**Short task**
Retype the passage on the Supplemental Agreement word for word, starting with "of notice and" and going on through "by that change.".

**Source document**

Article 8 of the Supplemental Agreement deals with technological,

operational and organizational changes, and provides for the giving

of notice and the provision of certain benefits in such cases. In

May, 1983, the company gave notice to the Brotherhood of certain

changes within the scope of the Supplementary Agreement, and in

particular advising of the cancellation of train 71/76. The grievor

and others, it appears, would be affected by that change.

The company recognized that the grievor would be entitled to certain

benefits under the maintenance of rates provisions of the

Supplemental Agreement. In September, 1983, it advised him that his

protected classification would be Steward-Waiter, with an incumbency

rate of $420.05 per week and base hour protection of 320 hours.

Subsequently, however, in October 1983, the company advised the

grievor that an error had been made, and that he was not entitled to

the base hour protection. The company's position is that it had

mistakenly treated the grievor's case as though it were one to which

the Special Agreement (signed on July 7, 1978, which provides

benefits to employees adversely affected by changes in railway

passenger services made in accordance with Government initiatives),

applied. The Special Agreement gives somewhat greater benefits than

does the Supplemental Agreement, as both parties have recognized.

It is not suggested that the Special Agreement applies in the instant

case, and it is clear that it does not. The grievor is, however,

entitled to benefits under the Supplemental Agreement and the issue

is as to the extent of those benefits. The benefits in question

arise under article 8.9 of the Supplemental Agreement, which is

headed "Maintenance of Basic Rates". It may be noted that the

analogous benefits under the Special Agreement are provided for in

Article E thereof, under the heading "Maintenance of Employee's


The provisions of article 8.9 of the Supplemental Agreement, insofar

as they are material to the instant case, are as follows:

8.9 An employee - - - will continue to be paid at the basic

weekly or hourly rate applicable to the position

permanently held at the time of the change providing that

- -

(a) - -

(b) if no position is available at his location, he

accepts the highest-rated position on his basic

seniority territory to which seniority and

qualifications entitle him.

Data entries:
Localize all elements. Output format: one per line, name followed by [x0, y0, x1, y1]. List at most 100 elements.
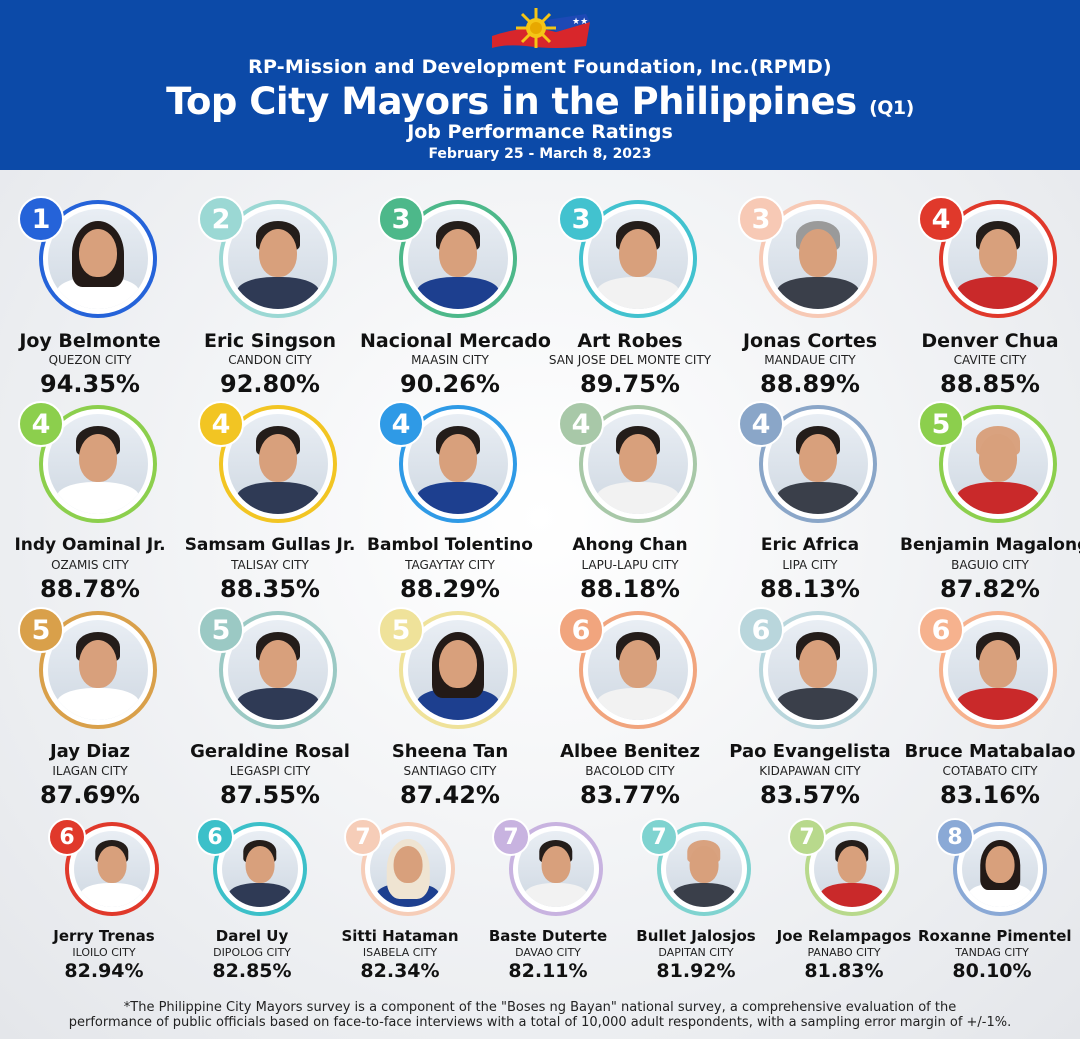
city-name: CAVITE CITY	[953, 353, 1027, 367]
mayor-card: 4 Denver Chua CAVITE CITY 88.85%	[900, 196, 1080, 400]
approval-rating: 82.85%	[212, 960, 292, 982]
mayor-photo	[588, 209, 688, 309]
city-name: MAASIN CITY	[411, 353, 489, 367]
mayor-card: 8 Roxanne Pimentel TANDAG CITY 80.10%	[918, 818, 1072, 985]
city-name: CANDON CITY	[228, 353, 312, 367]
rank-badge: 7	[640, 818, 678, 856]
mayor-name: Jonas Cortes	[742, 330, 878, 352]
approval-rating: 81.83%	[804, 960, 884, 982]
portrait-ring	[953, 822, 1047, 916]
approval-rating: 88.29%	[400, 575, 500, 603]
mayor-photo	[48, 209, 148, 309]
portrait-ring	[939, 405, 1057, 523]
mayor-card: 7 Joe Relampagos PANABO CITY 81.83%	[770, 818, 918, 985]
mayor-photo	[518, 831, 594, 907]
mayor-photo	[48, 620, 148, 720]
rank-badge: 4	[198, 401, 244, 447]
approval-rating: 82.94%	[64, 960, 144, 982]
header-banner: ★★ RP-Mission and Development Foundation…	[0, 0, 1080, 170]
mayor-card: 5 Benjamin Magalong BAGUIO CITY 87.82%	[900, 401, 1080, 605]
approval-rating: 83.57%	[760, 781, 860, 809]
rank-badge: 5	[378, 607, 424, 653]
mayor-photo	[222, 831, 298, 907]
rank-badge: 6	[196, 818, 234, 856]
mayor-name: Roxanne Pimentel	[918, 927, 1072, 945]
city-name: MANDAUE CITY	[764, 353, 856, 367]
rank-badge: 6	[558, 607, 604, 653]
rank-badge: 8	[936, 818, 974, 856]
rank-badge: 3	[558, 196, 604, 242]
portrait-ring	[579, 611, 697, 729]
title-text: Top City Mayors in the Philippines	[166, 80, 857, 123]
city-name: LIPA CITY	[782, 558, 838, 572]
rank-badge: 1	[18, 196, 64, 242]
city-name: BACOLOD CITY	[585, 764, 675, 778]
mayor-photo	[962, 831, 1038, 907]
mayor-name: Nacional Mercado	[360, 330, 551, 352]
approval-rating: 87.69%	[40, 781, 140, 809]
mayor-name: Geraldine Rosal	[190, 741, 350, 762]
mayor-name: Albee Benitez	[560, 741, 700, 762]
svg-text:★★: ★★	[572, 17, 588, 27]
approval-rating: 80.10%	[952, 960, 1032, 982]
city-name: SAN JOSE DEL MONTE CITY	[548, 353, 712, 367]
mayor-card: 3 Art Robes SAN JOSE DEL MONTE CITY 89.75%	[540, 196, 720, 400]
mayor-card: 6 Pao Evangelista KIDAPAWAN CITY 83.57%	[720, 607, 900, 811]
approval-rating: 88.13%	[760, 575, 860, 603]
rank-badge: 4	[918, 196, 964, 242]
mayor-name: Benjamin Magalong	[900, 535, 1080, 555]
mayor-photo	[588, 620, 688, 720]
mayor-photo	[408, 209, 508, 309]
survey-dates: February 25 - March 8, 2023	[428, 146, 652, 162]
mayor-name: Darel Uy	[215, 927, 289, 945]
rank-badge: 4	[18, 401, 64, 447]
rank-badge: 4	[738, 401, 784, 447]
city-name: OZAMIS CITY	[51, 558, 129, 572]
mayor-photo	[370, 831, 446, 907]
city-name: TALISAY CITY	[231, 558, 309, 572]
mayor-name: Bambol Tolentino	[367, 535, 533, 555]
mayor-card: 3 Nacional Mercado MAASIN CITY 90.26%	[360, 196, 551, 400]
mayor-card: 6 Jerry Trenas ILOILO CITY 82.94%	[30, 818, 178, 985]
mayor-photo	[588, 414, 688, 514]
rank-badge: 5	[198, 607, 244, 653]
city-name: KIDAPAWAN CITY	[759, 764, 861, 778]
mayor-photo	[768, 209, 868, 309]
approval-rating: 94.35%	[40, 370, 140, 398]
philippine-flag-logo: ★★	[492, 8, 590, 48]
mayor-card: 4 Indy Oaminal Jr. OZAMIS CITY 88.78%	[0, 401, 180, 605]
mayor-name: Indy Oaminal Jr.	[14, 535, 166, 555]
mayor-name: Eric Africa	[760, 535, 860, 555]
mayor-photo	[948, 620, 1048, 720]
mayor-card: 6 Bruce Matabalao COTABATO CITY 83.16%	[900, 607, 1080, 811]
rank-badge: 2	[198, 196, 244, 242]
mayor-name: Sitti Hataman	[341, 927, 459, 945]
city-name: ISABELA CITY	[362, 946, 438, 959]
mayor-photo	[948, 414, 1048, 514]
footnote: *The Philippine City Mayors survey is a …	[0, 1000, 1080, 1030]
city-name: TANDAG CITY	[955, 946, 1029, 959]
mayor-card: 5 Jay Diaz ILAGAN CITY 87.69%	[0, 607, 180, 811]
rank-badge: 7	[344, 818, 382, 856]
mayor-name: Denver Chua	[921, 330, 1059, 352]
rank-badge: 5	[18, 607, 64, 653]
mayor-card: 7 Bullet Jalosjos DAPITAN CITY 81.92%	[622, 818, 770, 985]
rank-badge: 6	[738, 607, 784, 653]
approval-rating: 81.92%	[656, 960, 736, 982]
approval-rating: 82.34%	[360, 960, 440, 982]
mayor-card: 4 Bambol Tolentino TAGAYTAY CITY 88.29%	[360, 401, 540, 605]
mayor-photo	[948, 209, 1048, 309]
mayor-photo	[228, 620, 328, 720]
mayor-name: Ahong Chan	[572, 535, 688, 555]
approval-rating: 83.77%	[580, 781, 680, 809]
mayor-photo	[74, 831, 150, 907]
mayor-name: Art Robes	[577, 330, 683, 352]
portrait-ring	[39, 611, 157, 729]
mayor-card: 4 Eric Africa LIPA CITY 88.13%	[720, 401, 900, 605]
rank-badge: 4	[558, 401, 604, 447]
quarter-label: (Q1)	[869, 97, 914, 119]
mayor-photo	[228, 209, 328, 309]
city-name: LAPU-LAPU CITY	[581, 558, 679, 572]
mayor-card: 2 Eric Singson CANDON CITY 92.80%	[180, 196, 360, 400]
city-name: BAGUIO CITY	[951, 558, 1029, 572]
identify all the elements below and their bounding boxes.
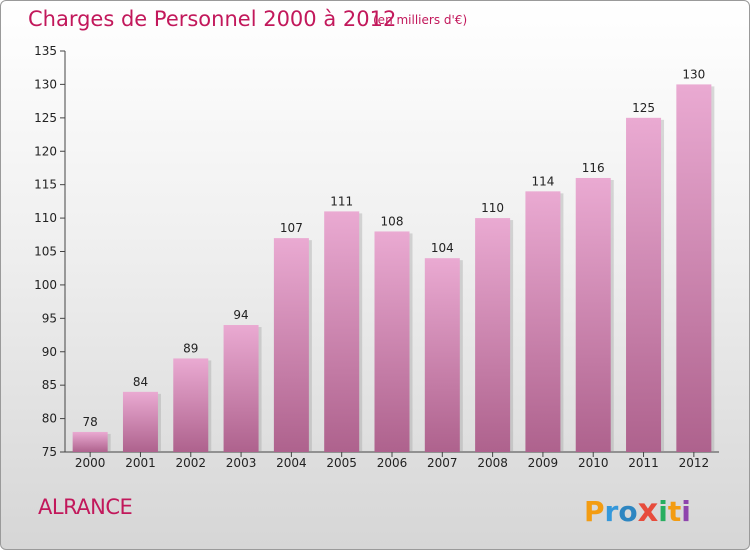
x-tick-label: 2009 [528,456,559,470]
y-tick-label: 130 [34,77,57,91]
data-label: 89 [183,341,198,355]
x-tick-label: 2012 [679,456,710,470]
bar [374,231,410,452]
data-label: 116 [582,161,605,175]
y-tick-label: 90 [42,345,57,359]
x-tick-label: 2001 [125,456,156,470]
y-tick-label: 135 [34,44,57,58]
x-tick-label: 2005 [326,456,357,470]
bar [475,218,511,452]
x-tick-label: 2002 [175,456,206,470]
logo-letter: r [604,495,619,528]
commune-name: ALRANCE [38,495,133,519]
chart-title: Charges de Personnel 2000 à 2012 [28,7,397,31]
chart-subtitle: (en milliers d'€) [373,13,468,27]
axes: 75 80 85 90 95 100 105 110 115 120 125 130 135 2000 20… [34,44,719,470]
data-label: 84 [133,375,148,389]
data-label: 111 [330,194,353,208]
bar [223,325,259,452]
logo-letter: o [618,495,638,528]
bar [173,358,209,452]
y-tick-label: 95 [42,311,57,325]
y-tick-label: 115 [34,178,57,192]
bar [626,117,662,452]
x-tick-label: 2007 [427,456,458,470]
data-label: 107 [280,221,303,235]
x-tick-label: 2004 [276,456,307,470]
x-tick-label: 2008 [477,456,508,470]
bar [525,191,561,452]
x-tick-label: 2006 [377,456,408,470]
bar [424,258,460,452]
y-tick-label: 125 [34,111,57,125]
data-label: 125 [632,101,655,115]
data-label: 110 [481,201,504,215]
y-tick-label: 85 [42,378,57,392]
logo-letter: P [584,495,605,528]
data-label: 130 [682,67,705,81]
y-tick-label: 75 [42,445,57,459]
y-tick-label: 105 [34,245,57,259]
logo-letter: t [667,495,682,528]
data-label: 108 [381,214,404,228]
logo-letter: x [637,491,659,529]
bar [273,238,309,452]
y-tick-label: 120 [34,144,57,158]
data-label: 78 [83,415,98,429]
bar [122,391,158,452]
x-tick-label: 2000 [75,456,106,470]
data-label: 104 [431,241,454,255]
y-tick-label: 110 [34,211,57,225]
bar [72,431,108,452]
logo-letter: i [658,495,668,528]
y-tick-label: 80 [42,412,57,426]
proxiti-logo[interactable]: Proxiti [584,491,691,529]
y-tick-label: 100 [34,278,57,292]
data-labels-group: 78 84 89 94 107 111 108 104 110 114 116 125 130 [83,67,706,429]
data-label: 114 [531,174,554,188]
x-tick-label: 2003 [226,456,257,470]
bar [676,84,712,453]
logo-letter: i [681,495,691,528]
bar [324,211,360,452]
bar [575,177,611,452]
data-label: 94 [233,308,248,322]
x-tick-label: 2011 [628,456,659,470]
x-tick-label: 2010 [578,456,609,470]
bars-group [72,84,715,453]
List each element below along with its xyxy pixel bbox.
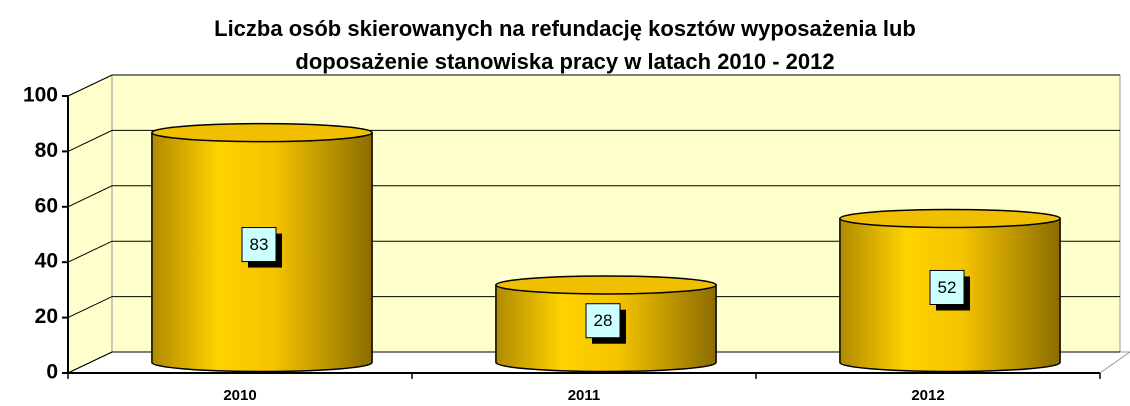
bar-top — [495, 275, 717, 295]
label-box — [241, 227, 277, 263]
value-label: 83 — [250, 235, 269, 254]
side-wall — [67, 74, 113, 374]
y-tick-label: 100 — [23, 84, 58, 107]
chart-title: Liczba osób skierowanych na refundację k… — [214, 16, 916, 41]
x-tick-label: 2012 — [911, 387, 944, 404]
y-tick-label: 60 — [35, 194, 58, 217]
y-tick-label: 0 — [46, 361, 58, 384]
grid-line — [67, 74, 1120, 97]
value-label: 28 — [594, 311, 613, 330]
value-label: 52 — [938, 278, 957, 297]
bar-top — [151, 122, 373, 143]
x-tick-label: 2011 — [568, 387, 601, 404]
y-tick-label: 40 — [35, 250, 58, 273]
x-tick-label: 2010 — [223, 387, 256, 404]
grid-line — [67, 240, 1120, 263]
grid-line — [67, 129, 1120, 152]
label-box — [585, 303, 621, 339]
grid-line — [67, 185, 1120, 208]
grid-line — [67, 296, 1120, 319]
label-box — [929, 269, 965, 305]
chart-subtitle: doposażenie stanowiska pracy w latach 20… — [295, 49, 834, 74]
bar-top — [839, 208, 1061, 229]
y-tick-label: 20 — [35, 305, 58, 328]
y-tick-label: 80 — [35, 139, 58, 162]
grid-line — [67, 351, 1120, 374]
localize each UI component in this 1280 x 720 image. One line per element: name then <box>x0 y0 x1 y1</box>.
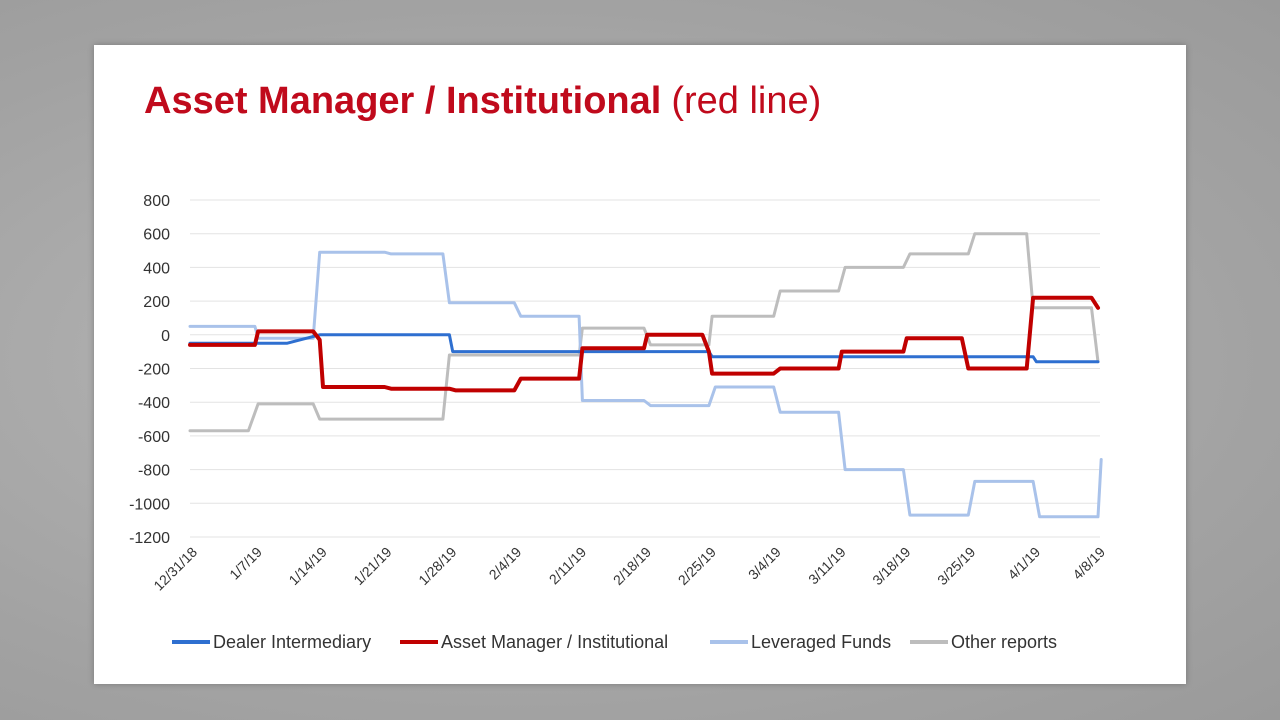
y-tick-label: -1200 <box>129 530 170 547</box>
y-tick-label: -600 <box>138 429 170 446</box>
legend-item-asset-manager-institutional: Asset Manager / Institutional <box>400 632 668 652</box>
slide-title-main: Asset Manager / Institutional <box>144 80 662 122</box>
presentation-slide: Asset Manager / Institutional (red line) … <box>94 45 1186 684</box>
y-tick-label: 200 <box>143 294 170 311</box>
legend-label: Other reports <box>951 632 1057 652</box>
series-line-other-reports <box>188 232 1100 433</box>
series-line-asset-manager-institutional <box>188 295 1100 393</box>
y-tick-label: 800 <box>143 193 170 210</box>
y-tick-label: 400 <box>143 260 170 277</box>
y-tick-label: -200 <box>138 362 170 379</box>
chart-series <box>188 232 1103 519</box>
y-tick-label: 600 <box>143 227 170 244</box>
y-tick-label: 0 <box>161 328 170 345</box>
y-tick-label: -1000 <box>129 496 170 513</box>
legend-label: Asset Manager / Institutional <box>441 632 668 652</box>
y-tick-label: -400 <box>138 395 170 412</box>
legend-label: Dealer Intermediary <box>213 632 371 652</box>
series-line-dealer-intermediary <box>188 333 1100 364</box>
positions-line-chart: 8006004002000-200-400-600-800-1000-1200 … <box>94 171 1186 684</box>
y-axis-ticks: 800 600 400 200 0 -200 -400 -600 -800 -1000 -1200 <box>129 193 170 547</box>
slide-title-subtitle: (red line) <box>671 80 822 122</box>
legend-item-dealer-intermediary: Dealer Intermediary <box>172 632 371 652</box>
y-tick-label: -800 <box>138 463 170 480</box>
legend-item-leveraged-funds: Leveraged Funds <box>710 632 891 652</box>
legend-label: Leveraged Funds <box>751 632 891 652</box>
series-line-leveraged-funds <box>188 250 1103 519</box>
legend-item-other-reports: Other reports <box>910 632 1057 652</box>
chart-legend: Dealer Intermediary Asset Manager / Insti… <box>172 632 1057 652</box>
slide-title: Asset Manager / Institutional (red line) <box>144 77 821 125</box>
chart-area <box>94 171 1186 684</box>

**Output of the exercise**
of notice and the provision of certain benefits in such cases. In

May, 1983, the company gave notice to the Brotherhood of certain

changes within the scope of the Supplementary Agreement, and in

particular advising of the cancellation of train 71/76. The grievor

and others, it appears, would be affected by that change.